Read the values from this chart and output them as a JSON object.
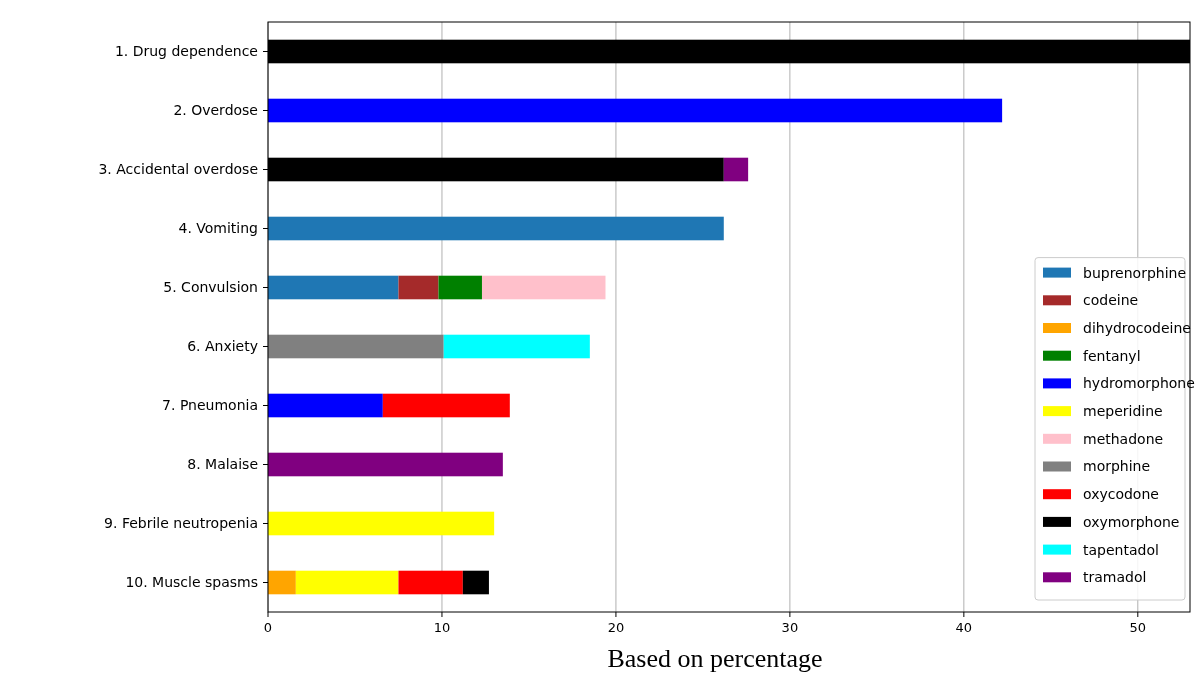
{
  "chart_data": {
    "type": "bar",
    "orientation": "horizontal",
    "stacked": true,
    "xlabel": "Based on percentage",
    "categories": [
      "1. Drug dependence",
      "2. Overdose",
      "3. Accidental overdose",
      "4. Vomiting",
      "5. Convulsion",
      "6. Anxiety",
      "7. Pneumonia",
      "8. Malaise",
      "9. Febrile neutropenia",
      "10. Muscle spasms"
    ],
    "series": [
      {
        "name": "buprenorphine",
        "color": "#1f77b4",
        "values": [
          null,
          null,
          null,
          26.2,
          7.5,
          null,
          null,
          null,
          null,
          null
        ]
      },
      {
        "name": "codeine",
        "color": "#a52a2a",
        "values": [
          null,
          null,
          null,
          null,
          2.3,
          null,
          null,
          null,
          null,
          null
        ]
      },
      {
        "name": "dihydrocodeine",
        "color": "#ffa500",
        "values": [
          null,
          null,
          null,
          null,
          null,
          null,
          null,
          null,
          null,
          1.6
        ]
      },
      {
        "name": "fentanyl",
        "color": "#008000",
        "values": [
          null,
          null,
          null,
          null,
          2.5,
          null,
          null,
          null,
          null,
          null
        ]
      },
      {
        "name": "hydromorphone",
        "color": "#0000ff",
        "values": [
          null,
          42.2,
          null,
          null,
          null,
          null,
          6.6,
          null,
          null,
          null
        ]
      },
      {
        "name": "meperidine",
        "color": "#ffff00",
        "values": [
          null,
          null,
          null,
          null,
          null,
          null,
          null,
          null,
          13.0,
          5.9
        ]
      },
      {
        "name": "methadone",
        "color": "#ffc0cb",
        "values": [
          null,
          null,
          null,
          null,
          7.1,
          null,
          null,
          null,
          null,
          null
        ]
      },
      {
        "name": "morphine",
        "color": "#808080",
        "values": [
          null,
          null,
          null,
          null,
          null,
          10.1,
          null,
          null,
          null,
          null
        ]
      },
      {
        "name": "oxycodone",
        "color": "#ff0000",
        "values": [
          null,
          null,
          null,
          null,
          null,
          null,
          7.3,
          null,
          null,
          3.7
        ]
      },
      {
        "name": "oxymorphone",
        "color": "#000000",
        "values": [
          53,
          null,
          26.2,
          null,
          null,
          null,
          null,
          null,
          null,
          1.5
        ]
      },
      {
        "name": "tapentadol",
        "color": "#00ffff",
        "values": [
          null,
          null,
          null,
          null,
          null,
          8.4,
          null,
          null,
          null,
          null
        ]
      },
      {
        "name": "tramadol",
        "color": "#800080",
        "values": [
          null,
          null,
          1.4,
          null,
          null,
          null,
          null,
          13.5,
          null,
          null
        ]
      }
    ],
    "xlim": [
      0,
      53
    ],
    "xticks": [
      0,
      10,
      20,
      30,
      40,
      50
    ],
    "grid": "x",
    "legend": "bottom right"
  }
}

Required task | Consider the entries above and return each line with the string "color".

Response |
        "color": "#1f77b4",
        "color": "#a52a2a",
        "color": "#ffa500",
        "color": "#008000",
        "color": "#0000ff",
        "color": "#ffff00",
        "color": "#ffc0cb",
        "color": "#808080",
        "color": "#ff0000",
        "color": "#000000",
        "color": "#00ffff",
        "color": "#800080",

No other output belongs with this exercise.